* [Task objective] Pull out every line of the listing below that contains the string "button", copying each one unchanged.

* [Task material]
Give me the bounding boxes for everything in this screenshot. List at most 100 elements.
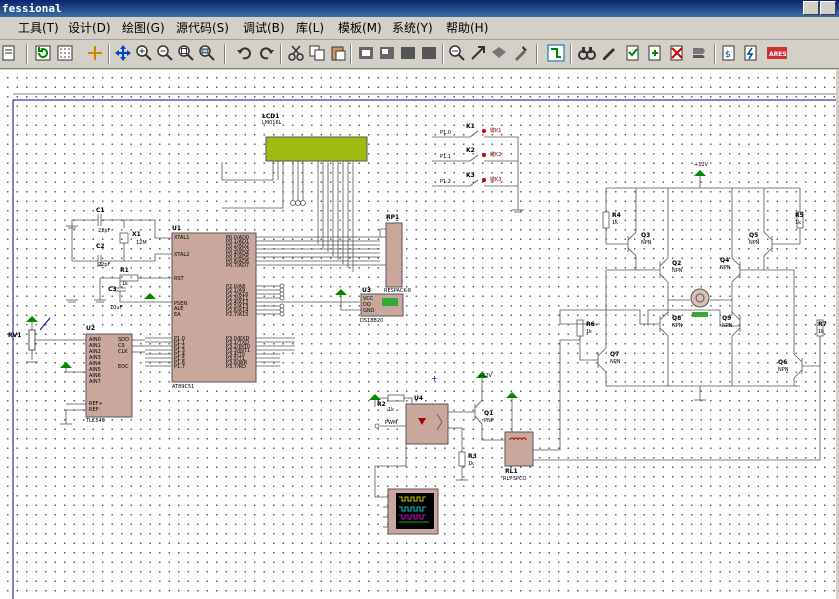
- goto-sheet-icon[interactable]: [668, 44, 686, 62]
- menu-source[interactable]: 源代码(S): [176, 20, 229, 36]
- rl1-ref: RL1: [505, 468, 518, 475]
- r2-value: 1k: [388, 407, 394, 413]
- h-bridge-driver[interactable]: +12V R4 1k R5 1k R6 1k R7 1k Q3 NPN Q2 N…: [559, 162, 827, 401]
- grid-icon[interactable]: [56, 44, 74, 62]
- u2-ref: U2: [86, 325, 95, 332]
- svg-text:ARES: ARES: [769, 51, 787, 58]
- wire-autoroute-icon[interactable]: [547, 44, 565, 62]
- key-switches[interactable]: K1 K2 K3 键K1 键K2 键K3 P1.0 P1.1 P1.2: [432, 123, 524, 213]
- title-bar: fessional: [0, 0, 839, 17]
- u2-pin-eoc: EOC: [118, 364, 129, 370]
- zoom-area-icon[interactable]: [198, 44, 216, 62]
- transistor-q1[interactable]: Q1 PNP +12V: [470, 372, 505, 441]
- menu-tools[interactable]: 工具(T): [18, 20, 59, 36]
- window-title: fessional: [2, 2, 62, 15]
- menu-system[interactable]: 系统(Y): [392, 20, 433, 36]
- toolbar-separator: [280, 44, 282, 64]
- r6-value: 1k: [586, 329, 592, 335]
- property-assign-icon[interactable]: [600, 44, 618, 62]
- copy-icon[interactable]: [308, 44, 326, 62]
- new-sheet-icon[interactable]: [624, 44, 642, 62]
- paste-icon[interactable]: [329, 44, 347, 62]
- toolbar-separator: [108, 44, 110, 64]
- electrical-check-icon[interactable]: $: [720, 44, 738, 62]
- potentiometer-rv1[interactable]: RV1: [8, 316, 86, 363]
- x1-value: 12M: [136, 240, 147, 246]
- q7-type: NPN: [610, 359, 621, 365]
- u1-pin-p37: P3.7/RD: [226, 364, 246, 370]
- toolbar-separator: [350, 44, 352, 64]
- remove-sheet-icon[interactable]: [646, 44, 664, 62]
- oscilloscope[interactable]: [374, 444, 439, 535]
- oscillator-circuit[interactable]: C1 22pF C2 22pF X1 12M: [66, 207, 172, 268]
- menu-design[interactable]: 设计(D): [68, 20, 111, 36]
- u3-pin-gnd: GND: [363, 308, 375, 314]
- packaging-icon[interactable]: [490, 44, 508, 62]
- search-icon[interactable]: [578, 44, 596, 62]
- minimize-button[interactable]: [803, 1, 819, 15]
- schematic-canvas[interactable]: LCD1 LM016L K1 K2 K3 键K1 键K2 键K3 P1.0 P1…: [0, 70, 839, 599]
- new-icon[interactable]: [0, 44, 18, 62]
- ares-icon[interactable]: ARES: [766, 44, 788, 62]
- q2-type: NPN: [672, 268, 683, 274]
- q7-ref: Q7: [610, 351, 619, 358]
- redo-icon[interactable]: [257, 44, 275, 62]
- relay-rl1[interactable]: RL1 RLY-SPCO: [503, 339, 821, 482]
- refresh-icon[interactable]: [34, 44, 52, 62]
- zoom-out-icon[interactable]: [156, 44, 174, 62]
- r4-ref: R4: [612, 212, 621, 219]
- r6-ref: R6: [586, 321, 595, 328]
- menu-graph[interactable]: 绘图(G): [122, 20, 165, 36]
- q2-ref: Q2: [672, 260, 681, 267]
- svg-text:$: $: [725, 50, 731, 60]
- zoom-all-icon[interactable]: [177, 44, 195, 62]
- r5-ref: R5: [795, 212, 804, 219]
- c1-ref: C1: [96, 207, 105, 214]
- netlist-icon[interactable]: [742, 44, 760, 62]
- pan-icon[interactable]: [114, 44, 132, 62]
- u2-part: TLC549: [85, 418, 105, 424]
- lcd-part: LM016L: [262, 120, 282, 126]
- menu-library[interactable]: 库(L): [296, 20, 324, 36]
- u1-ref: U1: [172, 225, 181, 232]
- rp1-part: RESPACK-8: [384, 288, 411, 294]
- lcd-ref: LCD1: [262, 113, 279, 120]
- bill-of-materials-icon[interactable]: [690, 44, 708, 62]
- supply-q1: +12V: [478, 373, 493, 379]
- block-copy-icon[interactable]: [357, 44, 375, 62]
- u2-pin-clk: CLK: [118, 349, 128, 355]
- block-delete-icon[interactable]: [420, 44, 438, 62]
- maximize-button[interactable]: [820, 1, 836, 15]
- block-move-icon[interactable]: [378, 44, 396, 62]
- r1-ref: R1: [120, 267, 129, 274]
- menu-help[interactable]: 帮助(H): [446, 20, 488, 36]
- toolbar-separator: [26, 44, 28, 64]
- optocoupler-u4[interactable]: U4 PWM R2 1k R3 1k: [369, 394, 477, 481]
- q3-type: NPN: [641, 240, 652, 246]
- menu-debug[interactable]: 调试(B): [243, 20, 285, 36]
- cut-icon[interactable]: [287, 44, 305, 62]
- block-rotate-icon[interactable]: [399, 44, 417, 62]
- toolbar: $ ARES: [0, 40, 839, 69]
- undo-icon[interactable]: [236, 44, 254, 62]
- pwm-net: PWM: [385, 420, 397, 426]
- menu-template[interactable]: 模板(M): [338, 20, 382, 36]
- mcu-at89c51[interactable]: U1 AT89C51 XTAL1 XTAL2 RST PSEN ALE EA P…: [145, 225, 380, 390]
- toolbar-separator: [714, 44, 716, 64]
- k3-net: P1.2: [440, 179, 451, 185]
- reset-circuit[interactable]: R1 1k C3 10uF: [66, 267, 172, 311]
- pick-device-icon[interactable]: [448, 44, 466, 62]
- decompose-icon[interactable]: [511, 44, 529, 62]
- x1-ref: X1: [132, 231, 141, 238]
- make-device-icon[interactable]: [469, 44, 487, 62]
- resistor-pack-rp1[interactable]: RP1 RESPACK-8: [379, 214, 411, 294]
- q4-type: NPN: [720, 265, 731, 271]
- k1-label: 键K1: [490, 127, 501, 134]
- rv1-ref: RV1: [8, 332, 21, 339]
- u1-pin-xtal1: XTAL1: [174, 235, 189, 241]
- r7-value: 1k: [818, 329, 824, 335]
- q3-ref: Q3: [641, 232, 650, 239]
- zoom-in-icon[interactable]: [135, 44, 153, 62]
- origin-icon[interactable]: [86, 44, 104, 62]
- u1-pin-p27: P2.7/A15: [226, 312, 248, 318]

* [Response]
- minimize-button[interactable]: [803, 1, 819, 15]
- maximize-button[interactable]: [820, 1, 836, 15]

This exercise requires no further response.